Copy out all lines that carry the word "viande".

** START Data to process **

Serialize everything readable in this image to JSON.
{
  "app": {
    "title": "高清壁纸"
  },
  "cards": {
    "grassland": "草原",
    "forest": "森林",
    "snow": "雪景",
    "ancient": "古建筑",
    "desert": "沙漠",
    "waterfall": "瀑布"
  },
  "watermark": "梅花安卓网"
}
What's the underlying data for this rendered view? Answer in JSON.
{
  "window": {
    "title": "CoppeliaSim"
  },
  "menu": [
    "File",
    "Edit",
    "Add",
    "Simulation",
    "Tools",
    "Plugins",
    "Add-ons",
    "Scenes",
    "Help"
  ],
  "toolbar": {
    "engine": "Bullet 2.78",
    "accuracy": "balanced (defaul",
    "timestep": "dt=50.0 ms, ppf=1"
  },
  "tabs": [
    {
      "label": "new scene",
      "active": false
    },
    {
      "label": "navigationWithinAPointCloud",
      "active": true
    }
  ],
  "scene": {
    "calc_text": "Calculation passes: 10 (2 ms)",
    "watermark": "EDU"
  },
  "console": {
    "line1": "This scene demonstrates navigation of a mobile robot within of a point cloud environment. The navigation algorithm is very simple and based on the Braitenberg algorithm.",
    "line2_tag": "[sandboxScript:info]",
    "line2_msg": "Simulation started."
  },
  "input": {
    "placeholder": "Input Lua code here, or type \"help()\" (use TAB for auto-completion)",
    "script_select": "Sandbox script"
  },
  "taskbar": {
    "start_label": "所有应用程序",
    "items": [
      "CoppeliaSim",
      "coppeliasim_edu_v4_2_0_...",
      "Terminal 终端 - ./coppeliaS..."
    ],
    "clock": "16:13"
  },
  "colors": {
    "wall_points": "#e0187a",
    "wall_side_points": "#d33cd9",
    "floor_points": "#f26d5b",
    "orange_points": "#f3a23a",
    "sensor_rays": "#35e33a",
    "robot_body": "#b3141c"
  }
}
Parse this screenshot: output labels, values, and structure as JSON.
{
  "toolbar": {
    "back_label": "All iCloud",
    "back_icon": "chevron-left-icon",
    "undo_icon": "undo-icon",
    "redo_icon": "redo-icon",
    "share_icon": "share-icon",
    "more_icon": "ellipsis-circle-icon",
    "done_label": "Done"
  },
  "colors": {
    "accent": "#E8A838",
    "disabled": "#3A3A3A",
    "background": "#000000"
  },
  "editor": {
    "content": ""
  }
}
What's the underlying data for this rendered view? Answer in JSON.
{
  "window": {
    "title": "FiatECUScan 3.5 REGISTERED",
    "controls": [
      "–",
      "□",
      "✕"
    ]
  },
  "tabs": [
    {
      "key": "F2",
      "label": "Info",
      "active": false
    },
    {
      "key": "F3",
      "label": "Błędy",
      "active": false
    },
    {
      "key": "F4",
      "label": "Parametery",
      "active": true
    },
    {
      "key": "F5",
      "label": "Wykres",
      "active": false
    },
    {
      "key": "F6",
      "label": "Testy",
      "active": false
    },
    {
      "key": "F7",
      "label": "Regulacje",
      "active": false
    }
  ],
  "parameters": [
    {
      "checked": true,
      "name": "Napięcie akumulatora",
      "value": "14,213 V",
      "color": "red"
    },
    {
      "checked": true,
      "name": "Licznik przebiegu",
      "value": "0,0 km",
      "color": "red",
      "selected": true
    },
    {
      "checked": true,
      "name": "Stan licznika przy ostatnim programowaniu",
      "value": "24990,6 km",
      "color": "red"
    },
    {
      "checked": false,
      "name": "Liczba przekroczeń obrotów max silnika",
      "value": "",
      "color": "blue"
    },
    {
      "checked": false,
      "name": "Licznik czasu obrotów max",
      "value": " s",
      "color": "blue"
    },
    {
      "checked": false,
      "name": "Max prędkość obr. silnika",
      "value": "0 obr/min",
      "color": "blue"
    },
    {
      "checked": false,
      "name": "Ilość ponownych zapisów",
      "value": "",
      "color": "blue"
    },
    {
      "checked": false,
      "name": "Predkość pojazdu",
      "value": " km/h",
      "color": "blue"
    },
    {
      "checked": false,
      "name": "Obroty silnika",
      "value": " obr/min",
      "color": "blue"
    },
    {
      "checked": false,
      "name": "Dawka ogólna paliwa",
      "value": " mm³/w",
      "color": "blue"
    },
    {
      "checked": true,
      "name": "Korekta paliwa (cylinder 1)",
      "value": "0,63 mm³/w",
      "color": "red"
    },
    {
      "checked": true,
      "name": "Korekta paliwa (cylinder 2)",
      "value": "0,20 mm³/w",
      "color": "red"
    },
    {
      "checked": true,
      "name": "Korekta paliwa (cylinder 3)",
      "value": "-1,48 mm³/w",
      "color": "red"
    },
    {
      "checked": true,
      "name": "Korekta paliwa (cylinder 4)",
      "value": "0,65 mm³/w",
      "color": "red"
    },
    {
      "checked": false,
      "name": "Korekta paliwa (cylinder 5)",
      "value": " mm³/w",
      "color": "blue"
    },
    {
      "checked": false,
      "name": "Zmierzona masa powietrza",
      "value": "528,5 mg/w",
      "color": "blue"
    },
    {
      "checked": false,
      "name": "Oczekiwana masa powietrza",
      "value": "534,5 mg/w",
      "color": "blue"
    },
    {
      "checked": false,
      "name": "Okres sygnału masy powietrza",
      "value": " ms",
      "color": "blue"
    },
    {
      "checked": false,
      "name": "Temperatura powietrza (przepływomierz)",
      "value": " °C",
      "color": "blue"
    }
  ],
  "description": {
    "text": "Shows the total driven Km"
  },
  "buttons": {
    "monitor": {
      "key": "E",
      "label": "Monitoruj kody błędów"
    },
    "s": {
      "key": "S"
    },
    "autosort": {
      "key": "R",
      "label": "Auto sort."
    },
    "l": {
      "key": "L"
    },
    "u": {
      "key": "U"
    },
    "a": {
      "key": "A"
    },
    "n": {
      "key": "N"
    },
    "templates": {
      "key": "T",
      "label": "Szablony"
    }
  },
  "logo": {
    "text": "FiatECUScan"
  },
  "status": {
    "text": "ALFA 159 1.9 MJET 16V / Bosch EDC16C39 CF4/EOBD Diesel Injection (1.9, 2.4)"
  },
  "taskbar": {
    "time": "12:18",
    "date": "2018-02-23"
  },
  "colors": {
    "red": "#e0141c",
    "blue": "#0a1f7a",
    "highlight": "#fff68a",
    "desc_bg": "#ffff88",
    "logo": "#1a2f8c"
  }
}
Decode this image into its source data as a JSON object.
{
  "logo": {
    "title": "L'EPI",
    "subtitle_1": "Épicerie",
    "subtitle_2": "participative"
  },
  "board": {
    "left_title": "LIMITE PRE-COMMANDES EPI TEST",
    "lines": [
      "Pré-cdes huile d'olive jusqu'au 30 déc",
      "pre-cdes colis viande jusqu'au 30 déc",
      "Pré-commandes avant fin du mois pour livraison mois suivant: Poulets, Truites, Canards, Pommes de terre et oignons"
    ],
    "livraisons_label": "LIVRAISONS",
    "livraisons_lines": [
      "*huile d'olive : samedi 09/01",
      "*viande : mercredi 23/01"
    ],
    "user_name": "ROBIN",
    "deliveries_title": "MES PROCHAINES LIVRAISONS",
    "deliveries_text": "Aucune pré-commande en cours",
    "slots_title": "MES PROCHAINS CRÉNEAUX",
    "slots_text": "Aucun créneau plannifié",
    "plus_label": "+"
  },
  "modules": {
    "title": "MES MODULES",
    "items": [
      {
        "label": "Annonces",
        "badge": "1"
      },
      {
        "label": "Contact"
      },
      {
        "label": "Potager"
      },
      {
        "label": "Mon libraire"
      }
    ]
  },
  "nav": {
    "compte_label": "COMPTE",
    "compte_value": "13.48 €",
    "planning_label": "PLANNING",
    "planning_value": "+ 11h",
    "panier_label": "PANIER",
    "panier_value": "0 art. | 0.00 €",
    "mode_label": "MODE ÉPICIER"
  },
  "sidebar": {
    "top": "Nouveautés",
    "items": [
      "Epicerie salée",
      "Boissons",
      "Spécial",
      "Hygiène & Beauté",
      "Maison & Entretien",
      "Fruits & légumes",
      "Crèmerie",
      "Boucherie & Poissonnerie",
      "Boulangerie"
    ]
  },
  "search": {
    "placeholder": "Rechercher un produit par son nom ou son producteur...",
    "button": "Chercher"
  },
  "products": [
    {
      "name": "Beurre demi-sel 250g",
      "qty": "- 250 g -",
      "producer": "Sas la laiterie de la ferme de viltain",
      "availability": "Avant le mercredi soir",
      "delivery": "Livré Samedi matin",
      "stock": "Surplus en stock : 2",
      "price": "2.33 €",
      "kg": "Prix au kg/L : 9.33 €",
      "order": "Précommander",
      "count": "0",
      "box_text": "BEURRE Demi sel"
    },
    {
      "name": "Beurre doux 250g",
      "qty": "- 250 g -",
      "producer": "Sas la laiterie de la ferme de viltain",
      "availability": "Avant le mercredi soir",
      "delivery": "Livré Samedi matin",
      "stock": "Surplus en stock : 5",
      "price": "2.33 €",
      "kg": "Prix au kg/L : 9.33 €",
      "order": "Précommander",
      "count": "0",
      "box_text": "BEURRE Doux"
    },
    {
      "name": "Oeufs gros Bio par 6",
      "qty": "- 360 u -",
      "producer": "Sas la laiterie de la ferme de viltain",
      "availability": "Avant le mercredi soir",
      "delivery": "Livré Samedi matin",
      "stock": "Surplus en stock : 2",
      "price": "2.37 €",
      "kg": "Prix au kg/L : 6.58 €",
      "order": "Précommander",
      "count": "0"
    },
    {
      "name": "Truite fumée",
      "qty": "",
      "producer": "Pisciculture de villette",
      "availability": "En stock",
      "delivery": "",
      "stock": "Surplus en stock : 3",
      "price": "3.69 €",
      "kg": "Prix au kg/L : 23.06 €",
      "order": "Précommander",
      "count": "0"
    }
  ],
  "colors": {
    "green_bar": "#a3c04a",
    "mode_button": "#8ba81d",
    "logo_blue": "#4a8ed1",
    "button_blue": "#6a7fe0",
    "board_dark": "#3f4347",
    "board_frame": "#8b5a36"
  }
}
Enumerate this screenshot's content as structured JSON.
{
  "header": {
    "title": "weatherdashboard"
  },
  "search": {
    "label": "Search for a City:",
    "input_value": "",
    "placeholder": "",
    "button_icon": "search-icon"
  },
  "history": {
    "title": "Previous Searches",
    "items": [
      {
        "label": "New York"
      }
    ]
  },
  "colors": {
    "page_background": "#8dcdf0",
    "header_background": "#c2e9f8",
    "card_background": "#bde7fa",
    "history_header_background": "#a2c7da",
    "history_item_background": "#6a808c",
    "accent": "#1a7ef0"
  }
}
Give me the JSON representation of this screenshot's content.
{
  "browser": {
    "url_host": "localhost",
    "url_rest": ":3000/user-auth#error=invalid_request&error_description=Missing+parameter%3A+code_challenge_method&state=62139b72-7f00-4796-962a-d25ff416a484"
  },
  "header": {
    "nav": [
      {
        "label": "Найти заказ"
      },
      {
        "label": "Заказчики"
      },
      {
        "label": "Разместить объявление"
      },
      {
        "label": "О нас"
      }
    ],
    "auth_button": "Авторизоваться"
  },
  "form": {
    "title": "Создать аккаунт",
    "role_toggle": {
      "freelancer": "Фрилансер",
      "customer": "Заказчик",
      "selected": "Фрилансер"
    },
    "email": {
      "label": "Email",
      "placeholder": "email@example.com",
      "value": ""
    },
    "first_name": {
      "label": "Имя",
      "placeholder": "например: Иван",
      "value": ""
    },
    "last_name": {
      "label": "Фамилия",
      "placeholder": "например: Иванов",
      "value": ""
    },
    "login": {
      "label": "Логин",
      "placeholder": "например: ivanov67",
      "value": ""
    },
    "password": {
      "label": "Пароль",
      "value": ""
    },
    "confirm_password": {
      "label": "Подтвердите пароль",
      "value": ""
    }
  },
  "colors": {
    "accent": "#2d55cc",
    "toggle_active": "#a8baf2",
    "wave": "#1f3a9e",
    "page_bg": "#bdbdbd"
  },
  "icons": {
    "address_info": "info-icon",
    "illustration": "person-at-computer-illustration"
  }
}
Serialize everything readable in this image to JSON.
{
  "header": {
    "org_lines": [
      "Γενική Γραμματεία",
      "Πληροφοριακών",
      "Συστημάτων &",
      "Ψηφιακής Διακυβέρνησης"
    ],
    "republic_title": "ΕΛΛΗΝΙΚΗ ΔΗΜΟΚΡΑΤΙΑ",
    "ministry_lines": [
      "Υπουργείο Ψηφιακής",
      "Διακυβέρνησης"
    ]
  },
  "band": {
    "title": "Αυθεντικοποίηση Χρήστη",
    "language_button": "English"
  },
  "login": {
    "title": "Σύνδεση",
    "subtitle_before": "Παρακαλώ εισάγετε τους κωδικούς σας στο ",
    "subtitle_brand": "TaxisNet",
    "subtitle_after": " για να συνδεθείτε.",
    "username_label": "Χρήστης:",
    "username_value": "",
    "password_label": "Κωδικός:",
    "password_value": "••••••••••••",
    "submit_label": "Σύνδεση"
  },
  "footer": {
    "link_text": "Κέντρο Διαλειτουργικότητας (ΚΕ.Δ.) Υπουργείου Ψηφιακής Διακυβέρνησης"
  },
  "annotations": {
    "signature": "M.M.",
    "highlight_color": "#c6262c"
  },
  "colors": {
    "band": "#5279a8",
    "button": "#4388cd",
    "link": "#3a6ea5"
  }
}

** END Data to process **

- Task result
      "pre-cdes colis viande jusqu'au 30 déc",
      "*viande : mercredi 23/01"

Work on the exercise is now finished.